* **EXERCISE DIRECTIONS**: Work through the entries below and show every line in which "Rainer" is found.
[[ GIVEN ENTRIES open ]]
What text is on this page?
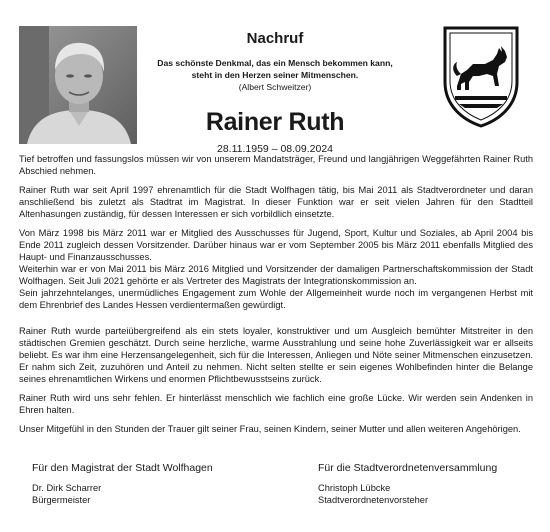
Nachruf
Das schönste Denkmal, das ein Mensch bekommen kann,
steht in den Herzen seiner Mitmenschen.
(Albert Schweitzer)
Rainer Ruth
28.11.1959 – 08.09.2024

Tief betroffen und fassungslos müssen wir von unserem Mandatsträger, Freund und langjährigen Weggefährten Rainer Ruth Abschied nehmen.

Rainer Ruth war seit April 1997 ehrenamtlich für die Stadt Wolfhagen tätig, bis Mai 2011 als Stadtverordneter und daran anschließend bis zuletzt als Stadtrat im Magistrat. In dieser Funktion war er seit vielen Jahren für den Stadtteil Altenhasungen zuständig, für dessen Interessen er sich vorbildlich einsetzte.

Von März 1998 bis März 2011 war er Mitglied des Ausschusses für Jugend, Sport, Kultur und Soziales, ab April 2004 bis Ende 2011 zugleich dessen Vorsitzender. Darüber hinaus war er vom September 2005 bis März 2011 ebenfalls Mitglied des Haupt- und Finanzausschusses.

Weiterhin war er von Mai 2011 bis März 2016 Mitglied und Vorsitzender der damaligen Partnerschaftskommission der Stadt Wolfhagen. Seit Juli 2021 gehörte er als Vertreter des Magistrats der Integrationskommission an.

Sein jahrzehntelanges, unermüdliches Engagement zum Wohle der Allgemeinheit wurde noch im vergangenen Herbst mit dem Ehrenbrief des Landes Hessen verdientermaßen gewürdigt.

Rainer Ruth wurde parteiübergreifend als ein stets loyaler, konstruktiver und um Ausgleich bemühter Mitstreiter in den städtischen Gremien geschätzt. Durch seine herzliche, warme Ausstrahlung und seine hohe Zuverlässigkeit war er allseits beliebt. Es war ihm eine Herzensangelegenheit, sich für die Interessen, Anliegen und Nöte seiner Mitmenschen einzusetzen. Er nahm sich Zeit, zuzuhören und Anteil zu nehmen. Nicht selten stellte er sein eigenes Wohlbefinden hinter die Belange seines ehrenamtlichen Wirkens und enormen Pflichtbewusstseins zurück.

Rainer Ruth wird uns sehr fehlen. Er hinterlässt menschlich wie fachlich eine große Lücke. Wir werden sein Andenken in Ehren halten.

Unser Mitgefühl in den Stunden der Trauer gilt seiner Frau, seinen Kindern, seiner Mutter und allen weiteren Angehörigen.

Für den Magistrat der Stadt Wolfhagen
Dr. Dirk Scharrer
Bürgermeister
Für die Stadtverordnetenversammlung
Christoph Lübcke
Stadtverordnetenvorsteher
[[ GIVEN ENTRIES closed ]]
* **WORKED SOLUTION**:
Rainer Ruth
Tief betroffen und fassungslos müssen wir von unserem Mandatsträger, Freund und langjährigen Weggefährten Rainer Ruth Abschied nehmen.
Rainer Ruth war seit April 1997 ehrenamtlich für die Stadt Wolfhagen tätig, bis Mai 2011 als Stadtverordneter und daran anschließend bis zuletzt als Stadtrat im Magistrat. In dieser Funktion war er seit vielen Jahren für den Stadtteil Altenhasungen zuständig, für dessen Interessen er sich vorbildlich einsetzte.
Rainer Ruth wurde parteiübergreifend als ein stets loyaler, konstruktiver und um Ausgleich bemühter Mitstreiter in den städtischen Gremien geschätzt. Durch seine herzliche, warme Ausstrahlung und seine hohe Zuverlässigkeit war er allseits beliebt. Es war ihm eine Herzensangelegenheit, sich für die Interessen, Anliegen und Nöte seiner Mitmenschen einzusetzen. Er nahm sich Zeit, zuzuhören und Anteil zu nehmen. Nicht selten stellte er sein eigenes Wohlbefinden hinter die Belange seines ehrenamtlichen Wirkens und enormen Pflichtbewusstseins zurück.
Rainer Ruth wird uns sehr fehlen. Er hinterlässt menschlich wie fachlich eine große Lücke. Wir werden sein Andenken in Ehren halten.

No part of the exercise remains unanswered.